• **PROBLEM TO WORK ON**: Search the data for the word "JSON" and copy every line that contains it.
^^^^^^^^
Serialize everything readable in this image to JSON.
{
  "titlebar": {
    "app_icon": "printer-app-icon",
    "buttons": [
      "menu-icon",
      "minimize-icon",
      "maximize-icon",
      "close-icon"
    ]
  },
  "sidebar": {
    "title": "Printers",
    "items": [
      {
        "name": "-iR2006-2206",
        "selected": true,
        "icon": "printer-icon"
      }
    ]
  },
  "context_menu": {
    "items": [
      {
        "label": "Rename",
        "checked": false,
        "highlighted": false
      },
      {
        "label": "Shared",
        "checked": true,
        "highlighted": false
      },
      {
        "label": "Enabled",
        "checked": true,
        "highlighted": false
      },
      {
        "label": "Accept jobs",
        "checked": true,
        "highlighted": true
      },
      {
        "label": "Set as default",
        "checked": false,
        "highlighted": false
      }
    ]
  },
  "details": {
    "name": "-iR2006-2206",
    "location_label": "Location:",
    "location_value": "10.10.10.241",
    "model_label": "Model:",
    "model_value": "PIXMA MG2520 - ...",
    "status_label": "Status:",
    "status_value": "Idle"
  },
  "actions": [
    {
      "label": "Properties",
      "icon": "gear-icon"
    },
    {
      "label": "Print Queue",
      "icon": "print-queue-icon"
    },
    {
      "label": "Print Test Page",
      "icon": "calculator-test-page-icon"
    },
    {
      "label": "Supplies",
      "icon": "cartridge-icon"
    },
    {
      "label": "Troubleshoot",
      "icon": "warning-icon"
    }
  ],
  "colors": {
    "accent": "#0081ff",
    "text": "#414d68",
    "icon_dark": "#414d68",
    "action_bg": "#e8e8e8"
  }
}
^^^^^^^^
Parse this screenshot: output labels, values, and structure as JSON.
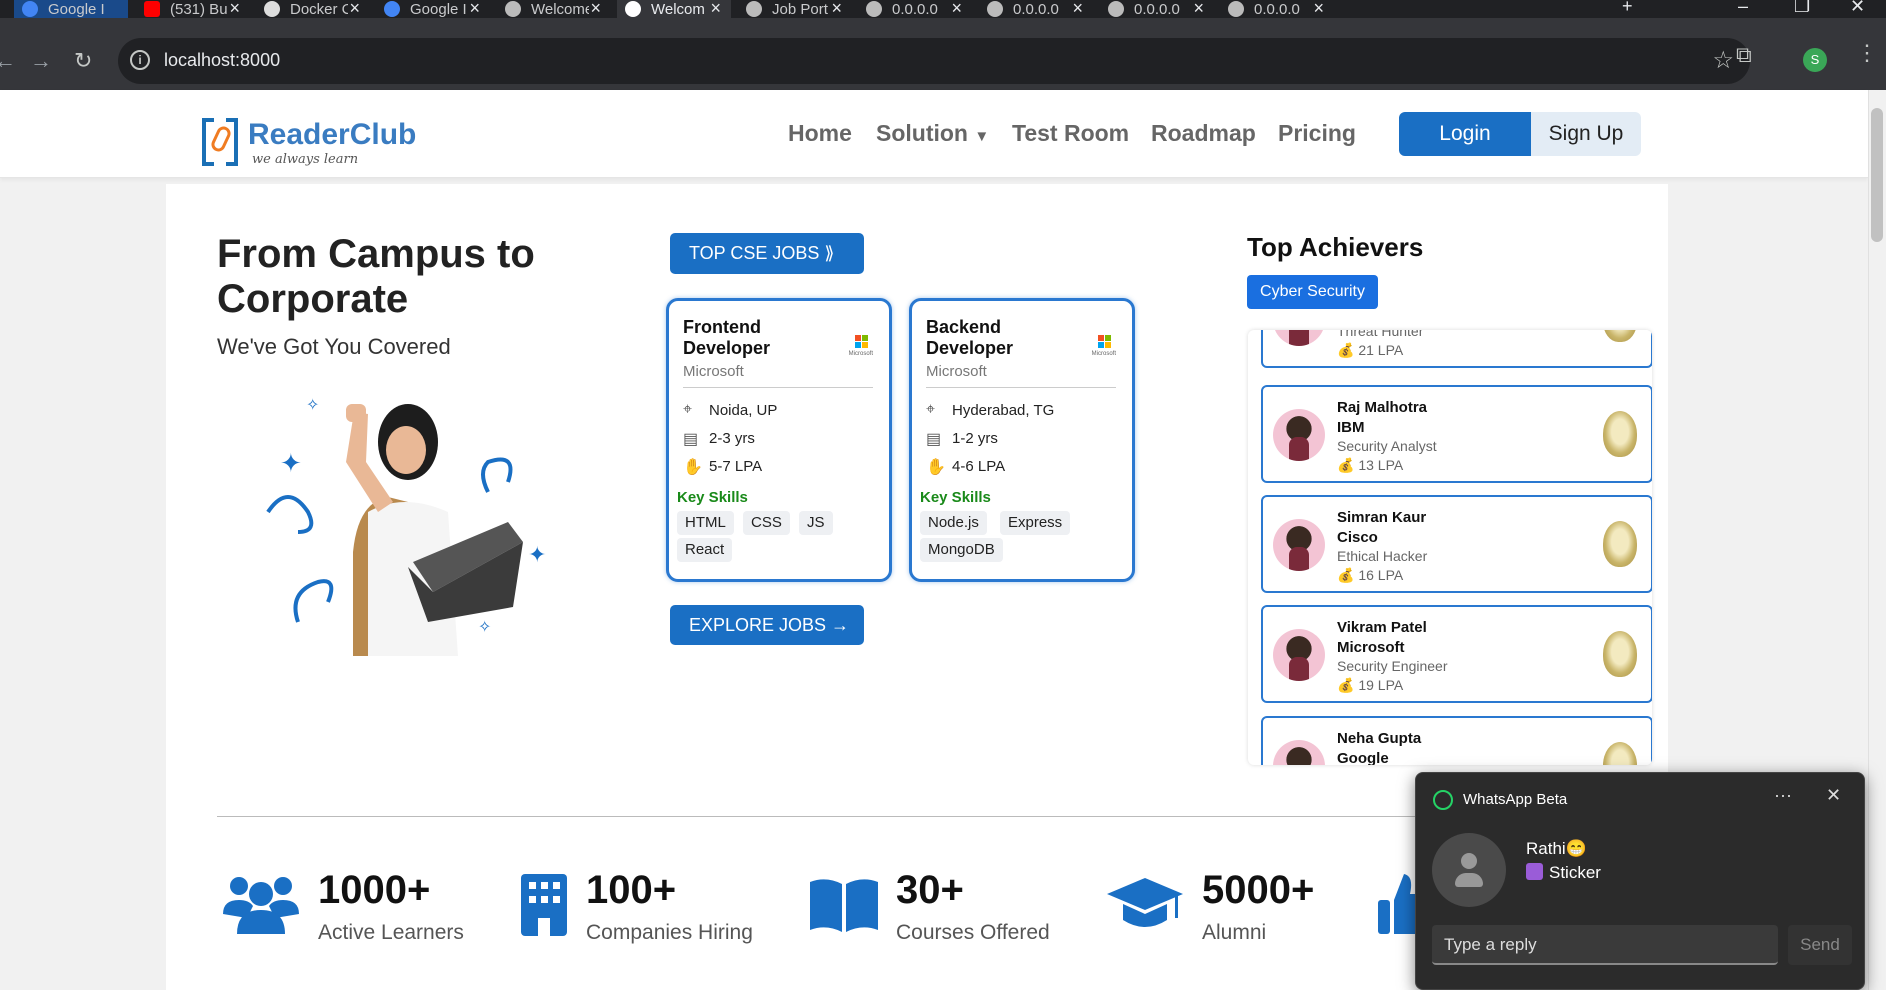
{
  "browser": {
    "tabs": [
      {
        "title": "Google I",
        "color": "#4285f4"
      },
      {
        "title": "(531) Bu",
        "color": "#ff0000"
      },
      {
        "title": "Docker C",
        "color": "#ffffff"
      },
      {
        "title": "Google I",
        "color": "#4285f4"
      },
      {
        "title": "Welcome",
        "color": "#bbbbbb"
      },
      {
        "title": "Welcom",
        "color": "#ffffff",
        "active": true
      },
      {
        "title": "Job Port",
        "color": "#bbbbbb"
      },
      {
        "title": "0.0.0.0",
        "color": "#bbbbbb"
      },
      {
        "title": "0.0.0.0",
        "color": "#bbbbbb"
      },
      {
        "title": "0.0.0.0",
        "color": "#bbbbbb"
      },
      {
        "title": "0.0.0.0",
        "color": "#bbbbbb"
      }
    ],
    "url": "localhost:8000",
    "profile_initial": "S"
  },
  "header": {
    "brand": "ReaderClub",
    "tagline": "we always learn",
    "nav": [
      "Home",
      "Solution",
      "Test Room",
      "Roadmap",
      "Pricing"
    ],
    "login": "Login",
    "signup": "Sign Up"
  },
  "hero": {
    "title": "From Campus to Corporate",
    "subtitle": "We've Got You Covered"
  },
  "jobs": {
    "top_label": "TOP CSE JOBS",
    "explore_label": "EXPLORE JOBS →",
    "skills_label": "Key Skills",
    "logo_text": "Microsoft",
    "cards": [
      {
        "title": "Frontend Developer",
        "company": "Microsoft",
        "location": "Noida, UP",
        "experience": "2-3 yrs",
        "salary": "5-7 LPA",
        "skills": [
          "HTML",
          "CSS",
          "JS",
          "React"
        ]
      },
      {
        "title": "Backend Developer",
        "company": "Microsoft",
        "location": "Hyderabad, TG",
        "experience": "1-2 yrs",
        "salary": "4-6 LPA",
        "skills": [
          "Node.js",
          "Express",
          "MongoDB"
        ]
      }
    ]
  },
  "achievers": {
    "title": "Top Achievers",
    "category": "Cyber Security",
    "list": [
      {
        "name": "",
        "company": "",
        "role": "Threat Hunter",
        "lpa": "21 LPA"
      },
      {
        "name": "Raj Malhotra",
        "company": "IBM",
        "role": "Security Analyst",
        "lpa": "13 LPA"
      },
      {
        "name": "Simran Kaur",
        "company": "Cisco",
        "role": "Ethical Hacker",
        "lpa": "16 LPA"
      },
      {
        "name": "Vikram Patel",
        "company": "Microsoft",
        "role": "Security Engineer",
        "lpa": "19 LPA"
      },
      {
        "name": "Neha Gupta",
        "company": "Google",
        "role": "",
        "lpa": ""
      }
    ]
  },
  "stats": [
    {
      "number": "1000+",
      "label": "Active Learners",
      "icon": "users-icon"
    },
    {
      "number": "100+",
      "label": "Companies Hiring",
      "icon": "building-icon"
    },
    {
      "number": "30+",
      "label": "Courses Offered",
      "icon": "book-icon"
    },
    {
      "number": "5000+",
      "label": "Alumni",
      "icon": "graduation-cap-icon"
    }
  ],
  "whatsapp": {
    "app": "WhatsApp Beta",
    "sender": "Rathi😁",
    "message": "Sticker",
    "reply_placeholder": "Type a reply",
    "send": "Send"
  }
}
^^^^^^^^
• **SOLUTION TO THIS PROBLEM**:
Serialize everything readable in this image to JSON.
Parse this screenshot: output labels, values, and structure as JSON.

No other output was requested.